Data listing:
— START —

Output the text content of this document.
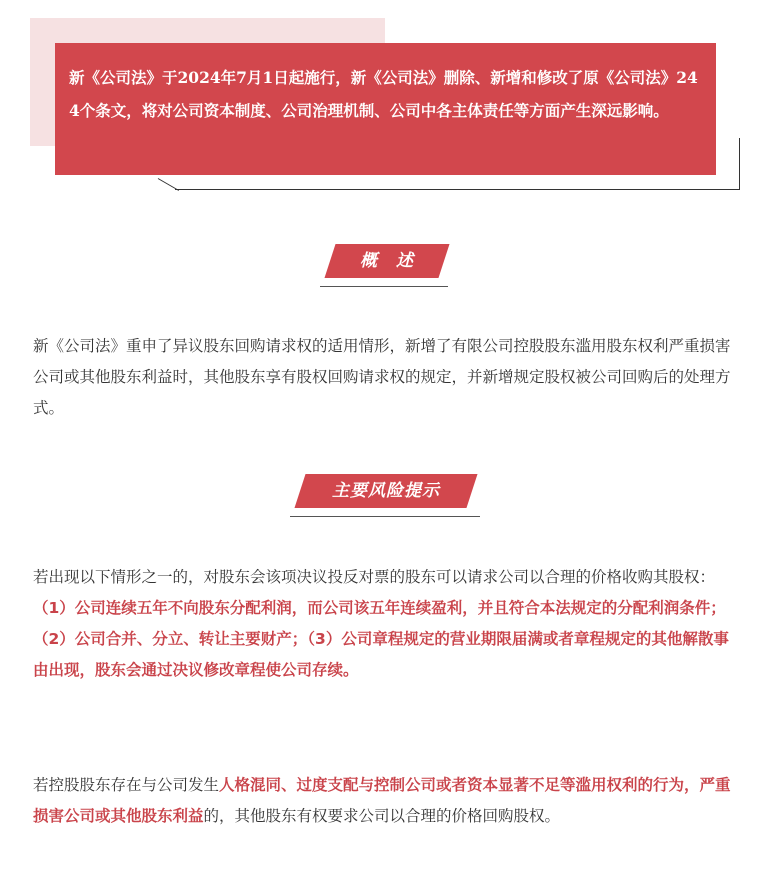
新《公司法》于2024年7月1日起施行，新《公司法》删除、新增和修改了原《公司法》244个条文，将对公司资本制度、公司治理机制、公司中各主体责任等方面产生深远影响。
概　述
新《公司法》重申了异议股东回购请求权的适用情形，新增了有限公司控股股东滥用股东权利严重损害公司或其他股东利益时，其他股东享有股权回购请求权的规定，并新增规定股权被公司回购后的处理方式。
主要风险提示
若出现以下情形之一的，对股东会该项决议投反对票的股东可以请求公司以合理的价格收购其股权：（1）公司连续五年不向股东分配利润，而公司该五年连续盈利，并且符合本法规定的分配利润条件；（2）公司合并、分立、转让主要财产；（3）公司章程规定的营业期限届满或者章程规定的其他解散事由出现，股东会通过决议修改章程使公司存续。
若控股股东存在与公司发生人格混同、过度支配与控制公司或者资本显著不足等滥用权利的行为，严重损害公司或其他股东利益的，其他股东有权要求公司以合理的价格回购股权。
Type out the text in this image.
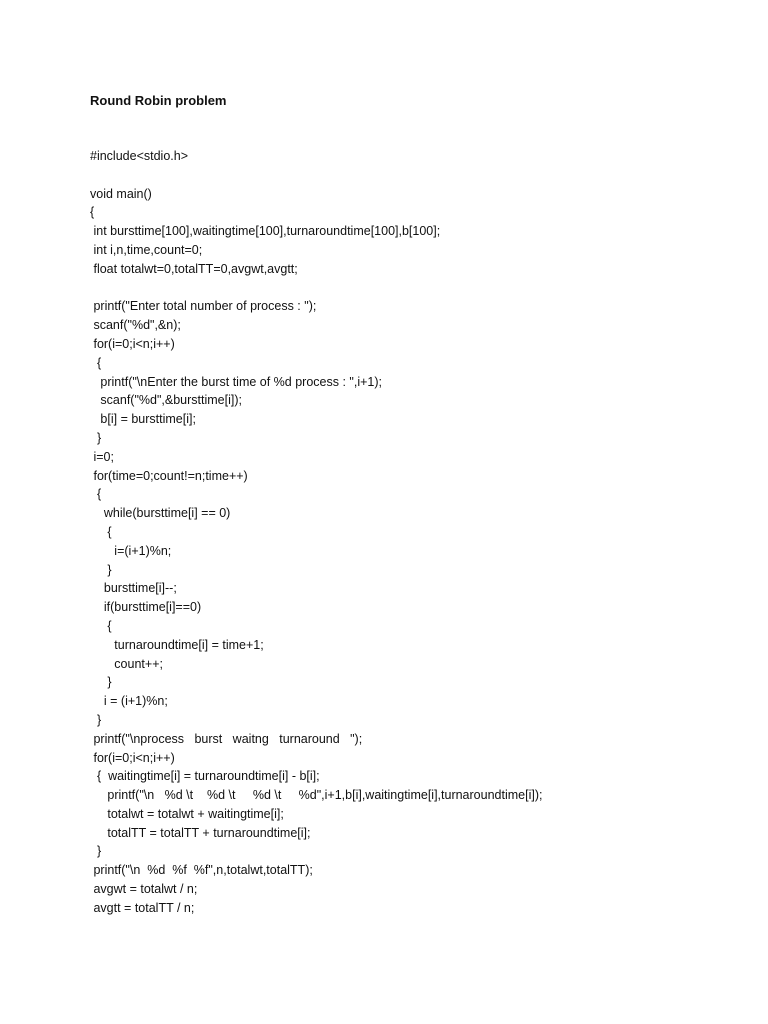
Round Robin problem
#include<stdio.h>
void main()
{
int bursttime[100],waitingtime[100],turnaroundtime[100],b[100];
int i,n,time,count=0;
float totalwt=0,totalTT=0,avgwt,avgtt;
printf("Enter total number of process : ");
scanf("%d",&n);
for(i=0;i<n;i++)
{
printf("\nEnter the burst time of %d process : ",i+1);
scanf("%d",&bursttime[i]);
b[i] = bursttime[i];
}
i=0;
for(time=0;count!=n;time++)
{
while(bursttime[i] == 0)
{
i=(i+1)%n;
}
bursttime[i]--;
if(bursttime[i]==0)
{
turnaroundtime[i] = time+1;
count++;
}
i = (i+1)%n;
}
printf("\nprocess   burst   waitng   turnaround   ");
for(i=0;i<n;i++)
{  waitingtime[i] = turnaroundtime[i] - b[i];
printf("\n   %d \t    %d \t     %d \t     %d",i+1,b[i],waitingtime[i],turnaroundtime[i]);
totalwt = totalwt + waitingtime[i];
totalTT = totalTT + turnaroundtime[i];
}
printf("\n  %d  %f  %f",n,totalwt,totalTT);
avgwt = totalwt / n;
avgtt = totalTT / n;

— END —

Goal: Extract every line from the records above that contains the word "turnaroundtime".

Written solution:
int bursttime[100],waitingtime[100],turnaroundtime[100],b[100];
turnaroundtime[i] = time+1;
{  waitingtime[i] = turnaroundtime[i] - b[i];
printf("\n   %d \t    %d \t     %d \t     %d",i+1,b[i],waitingtime[i],turnaroundtime[i]);
totalTT = totalTT + turnaroundtime[i];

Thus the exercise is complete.